[Text block Boundary: Start]
If you're zone pushing and not gonna bring your plants indoors, consider starting many marginal plants from seed. And preferably from varieties that are confirmed or suspected to be most cold hardy. For example, if I were in zone 8a I would try and source as many seeds from avocado varieties Lila, Pancho, Joey, Fantastic and Wilma as possible, and making sure those seeds were not pollinated by any variety less hardy than those. The seedlings may end up being slightly more or less hardy than compared to the parent/s since they will have degrees of genetic variation, but this can come to your advantage. Not to mention, I have noticed seedlings often are simply more tolerant of the cold than their clonal parents. This might have to do with a stronger taproot, I can't say for sure just an observation. For example, this past winter it got to 24F and all 5 of my air layered lychee saplings (brewster sweetheart and mauritius) had major branch splitting, however out of the hundreds of seedling lychees I have lying around unprotected (from those very same varieties), most of them only had very small twig, leaf, and new growth damage. But there are many factors involved.. The seedlings may have simply been out of the wind and much closer to the ground, which near the surface of the ground a bit of contained Earth heat always trickles out, so maybe that heat was just enough to prevent major splitting on those seedlings.. I couldn't say definitively.
But even a little dinky greenhouse or cover will help out greatly. The same winter event stumped all of my in-ground annonas, but I had a couple pots with freshly germinated seedling atemoyas in a TINY greenhouse under some bamboo, and none of them were even phased.
[Text block Boundary: End]
[Extracted data Boundary: Start]
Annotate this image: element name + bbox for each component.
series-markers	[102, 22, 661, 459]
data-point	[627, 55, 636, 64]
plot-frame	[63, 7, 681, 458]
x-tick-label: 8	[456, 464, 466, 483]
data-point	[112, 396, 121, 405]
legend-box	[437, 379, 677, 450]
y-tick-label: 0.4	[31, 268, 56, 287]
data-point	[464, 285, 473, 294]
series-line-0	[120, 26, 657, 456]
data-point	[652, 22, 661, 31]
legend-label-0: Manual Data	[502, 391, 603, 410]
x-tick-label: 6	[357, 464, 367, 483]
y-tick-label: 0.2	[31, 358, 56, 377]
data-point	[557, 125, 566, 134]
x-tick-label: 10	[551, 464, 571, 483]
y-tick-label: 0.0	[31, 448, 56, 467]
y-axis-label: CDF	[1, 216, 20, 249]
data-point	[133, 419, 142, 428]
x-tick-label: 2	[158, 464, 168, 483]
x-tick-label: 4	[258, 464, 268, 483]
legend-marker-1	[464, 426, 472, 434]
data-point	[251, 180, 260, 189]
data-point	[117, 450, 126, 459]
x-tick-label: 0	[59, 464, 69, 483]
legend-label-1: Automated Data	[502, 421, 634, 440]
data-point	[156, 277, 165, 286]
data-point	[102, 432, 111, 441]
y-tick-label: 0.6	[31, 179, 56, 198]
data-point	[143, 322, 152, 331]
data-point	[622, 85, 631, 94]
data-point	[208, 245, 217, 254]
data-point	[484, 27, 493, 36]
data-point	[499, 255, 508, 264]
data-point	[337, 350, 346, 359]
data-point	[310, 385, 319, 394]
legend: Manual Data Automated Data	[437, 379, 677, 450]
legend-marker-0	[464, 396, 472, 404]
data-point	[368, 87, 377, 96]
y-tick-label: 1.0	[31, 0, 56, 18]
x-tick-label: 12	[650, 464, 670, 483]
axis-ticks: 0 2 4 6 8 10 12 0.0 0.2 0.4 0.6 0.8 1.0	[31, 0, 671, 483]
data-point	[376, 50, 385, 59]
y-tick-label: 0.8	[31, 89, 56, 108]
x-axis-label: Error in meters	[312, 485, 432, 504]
[Extracted data Boundary: End]
» Goal of the exercise:
Return the passage of the cold-hardy seedlings text between "But even a little" and "were even phased.", inclusive, copied word for word.

» Written reply:
But even a little dinky greenhouse or cover will help out greatly. The same winter event stumped all of my in-ground annonas, but I had a couple pots with freshly germinated seedling atemoyas in a TINY greenhouse under some bamboo, and none of them were even phased.